• STATED PROBLEM
From the listing below, copy every line with the word "close".

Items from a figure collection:
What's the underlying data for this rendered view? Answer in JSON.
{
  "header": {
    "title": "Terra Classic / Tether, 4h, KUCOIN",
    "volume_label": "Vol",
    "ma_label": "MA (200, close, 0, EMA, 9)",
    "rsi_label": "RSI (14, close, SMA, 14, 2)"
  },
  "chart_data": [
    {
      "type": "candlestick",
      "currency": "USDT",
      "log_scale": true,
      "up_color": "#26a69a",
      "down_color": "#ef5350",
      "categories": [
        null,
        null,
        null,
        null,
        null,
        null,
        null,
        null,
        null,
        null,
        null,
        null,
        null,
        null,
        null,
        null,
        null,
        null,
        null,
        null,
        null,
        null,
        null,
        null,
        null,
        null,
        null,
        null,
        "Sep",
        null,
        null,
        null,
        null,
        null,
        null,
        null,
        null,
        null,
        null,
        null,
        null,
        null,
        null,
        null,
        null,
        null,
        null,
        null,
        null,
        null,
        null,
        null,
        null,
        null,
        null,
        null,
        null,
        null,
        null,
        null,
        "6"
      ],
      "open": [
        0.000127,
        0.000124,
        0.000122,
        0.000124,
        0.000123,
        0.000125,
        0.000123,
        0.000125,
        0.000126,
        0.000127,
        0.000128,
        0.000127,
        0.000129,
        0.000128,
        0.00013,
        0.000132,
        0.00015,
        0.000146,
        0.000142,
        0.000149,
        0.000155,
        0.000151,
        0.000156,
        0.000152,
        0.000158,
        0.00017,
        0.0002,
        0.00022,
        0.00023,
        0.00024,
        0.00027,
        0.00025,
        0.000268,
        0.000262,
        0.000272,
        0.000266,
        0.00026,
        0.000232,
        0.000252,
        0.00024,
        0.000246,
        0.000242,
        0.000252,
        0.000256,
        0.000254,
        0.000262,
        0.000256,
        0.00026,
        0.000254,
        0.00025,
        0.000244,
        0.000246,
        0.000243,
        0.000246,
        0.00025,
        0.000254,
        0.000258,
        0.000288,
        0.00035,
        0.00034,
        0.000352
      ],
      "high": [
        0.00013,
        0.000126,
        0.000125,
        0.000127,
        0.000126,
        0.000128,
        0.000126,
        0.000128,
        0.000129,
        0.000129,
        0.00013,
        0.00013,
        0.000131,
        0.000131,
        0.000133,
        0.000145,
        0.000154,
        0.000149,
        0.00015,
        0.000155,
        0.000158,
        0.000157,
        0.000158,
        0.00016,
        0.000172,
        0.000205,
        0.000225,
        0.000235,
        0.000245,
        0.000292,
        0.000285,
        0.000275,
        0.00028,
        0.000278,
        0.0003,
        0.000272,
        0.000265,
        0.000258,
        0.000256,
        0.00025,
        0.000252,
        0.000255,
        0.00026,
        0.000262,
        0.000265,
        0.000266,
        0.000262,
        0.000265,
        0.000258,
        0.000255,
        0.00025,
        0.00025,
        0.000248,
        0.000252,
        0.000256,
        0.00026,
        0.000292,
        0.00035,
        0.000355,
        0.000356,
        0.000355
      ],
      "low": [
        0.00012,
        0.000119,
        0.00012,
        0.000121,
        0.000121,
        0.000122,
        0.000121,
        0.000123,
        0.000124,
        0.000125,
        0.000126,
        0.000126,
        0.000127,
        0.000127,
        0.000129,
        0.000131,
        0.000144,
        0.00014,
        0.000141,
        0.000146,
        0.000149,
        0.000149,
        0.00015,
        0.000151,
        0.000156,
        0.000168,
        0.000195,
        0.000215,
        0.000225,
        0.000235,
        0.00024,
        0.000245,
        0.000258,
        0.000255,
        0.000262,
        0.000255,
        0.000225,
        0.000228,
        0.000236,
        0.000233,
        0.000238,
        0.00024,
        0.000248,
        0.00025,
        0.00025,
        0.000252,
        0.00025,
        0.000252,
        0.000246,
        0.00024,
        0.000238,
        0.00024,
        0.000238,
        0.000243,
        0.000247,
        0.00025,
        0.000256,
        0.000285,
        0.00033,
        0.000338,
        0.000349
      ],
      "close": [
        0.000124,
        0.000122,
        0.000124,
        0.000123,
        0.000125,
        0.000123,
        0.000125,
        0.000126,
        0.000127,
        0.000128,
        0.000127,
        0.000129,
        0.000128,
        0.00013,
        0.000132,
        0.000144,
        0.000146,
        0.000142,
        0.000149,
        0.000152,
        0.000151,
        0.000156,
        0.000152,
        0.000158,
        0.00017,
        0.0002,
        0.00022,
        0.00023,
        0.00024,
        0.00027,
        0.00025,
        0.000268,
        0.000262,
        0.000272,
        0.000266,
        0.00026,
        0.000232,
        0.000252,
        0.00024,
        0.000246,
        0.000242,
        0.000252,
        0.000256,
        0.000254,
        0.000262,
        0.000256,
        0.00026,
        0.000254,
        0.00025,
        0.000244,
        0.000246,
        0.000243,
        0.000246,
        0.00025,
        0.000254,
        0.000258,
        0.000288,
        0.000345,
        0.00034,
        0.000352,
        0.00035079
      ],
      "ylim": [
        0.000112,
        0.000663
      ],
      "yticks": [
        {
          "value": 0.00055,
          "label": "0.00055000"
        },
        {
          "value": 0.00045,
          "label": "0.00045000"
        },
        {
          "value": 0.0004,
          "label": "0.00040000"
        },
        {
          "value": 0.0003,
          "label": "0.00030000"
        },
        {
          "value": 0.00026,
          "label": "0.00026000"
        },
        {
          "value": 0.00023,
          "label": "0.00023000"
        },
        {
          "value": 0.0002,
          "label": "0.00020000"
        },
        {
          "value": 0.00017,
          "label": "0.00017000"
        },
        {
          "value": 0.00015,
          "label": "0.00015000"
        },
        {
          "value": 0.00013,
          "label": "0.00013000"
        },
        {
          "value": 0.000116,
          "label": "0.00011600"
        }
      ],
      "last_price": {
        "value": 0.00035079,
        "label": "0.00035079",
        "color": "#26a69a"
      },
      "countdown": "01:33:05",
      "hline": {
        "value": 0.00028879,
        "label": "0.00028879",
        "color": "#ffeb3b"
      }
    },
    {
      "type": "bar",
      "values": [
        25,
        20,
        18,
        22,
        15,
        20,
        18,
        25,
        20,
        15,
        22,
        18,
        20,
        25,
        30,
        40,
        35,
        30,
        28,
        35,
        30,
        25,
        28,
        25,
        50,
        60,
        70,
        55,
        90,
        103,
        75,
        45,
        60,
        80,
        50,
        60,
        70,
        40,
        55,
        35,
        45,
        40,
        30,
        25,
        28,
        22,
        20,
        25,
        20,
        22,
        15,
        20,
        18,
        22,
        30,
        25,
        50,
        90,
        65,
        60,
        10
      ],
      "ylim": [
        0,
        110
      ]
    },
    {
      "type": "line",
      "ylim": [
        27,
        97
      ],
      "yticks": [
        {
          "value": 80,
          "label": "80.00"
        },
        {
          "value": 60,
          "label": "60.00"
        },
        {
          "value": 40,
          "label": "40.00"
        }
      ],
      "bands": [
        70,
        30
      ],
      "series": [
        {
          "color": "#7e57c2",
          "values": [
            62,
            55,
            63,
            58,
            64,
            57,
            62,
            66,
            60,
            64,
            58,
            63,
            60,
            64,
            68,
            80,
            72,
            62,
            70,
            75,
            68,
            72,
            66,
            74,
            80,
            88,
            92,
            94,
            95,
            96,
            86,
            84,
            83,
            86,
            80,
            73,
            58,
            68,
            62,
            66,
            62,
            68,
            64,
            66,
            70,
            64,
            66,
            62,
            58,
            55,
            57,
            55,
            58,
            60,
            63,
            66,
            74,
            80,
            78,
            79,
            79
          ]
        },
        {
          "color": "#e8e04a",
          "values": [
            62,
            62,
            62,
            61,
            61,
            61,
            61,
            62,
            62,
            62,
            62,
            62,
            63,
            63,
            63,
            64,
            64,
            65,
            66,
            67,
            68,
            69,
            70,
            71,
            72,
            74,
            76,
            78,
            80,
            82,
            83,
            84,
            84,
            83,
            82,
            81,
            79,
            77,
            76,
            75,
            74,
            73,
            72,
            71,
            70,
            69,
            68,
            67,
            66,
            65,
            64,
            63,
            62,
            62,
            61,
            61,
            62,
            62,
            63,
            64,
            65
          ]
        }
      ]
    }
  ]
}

• SOLUTION FOR THIS EXERCISE
    "ma_label": "MA (200, close, 0, EMA, 9)",
    "rsi_label": "RSI (14, close, SMA, 14, 2)"
      "close": [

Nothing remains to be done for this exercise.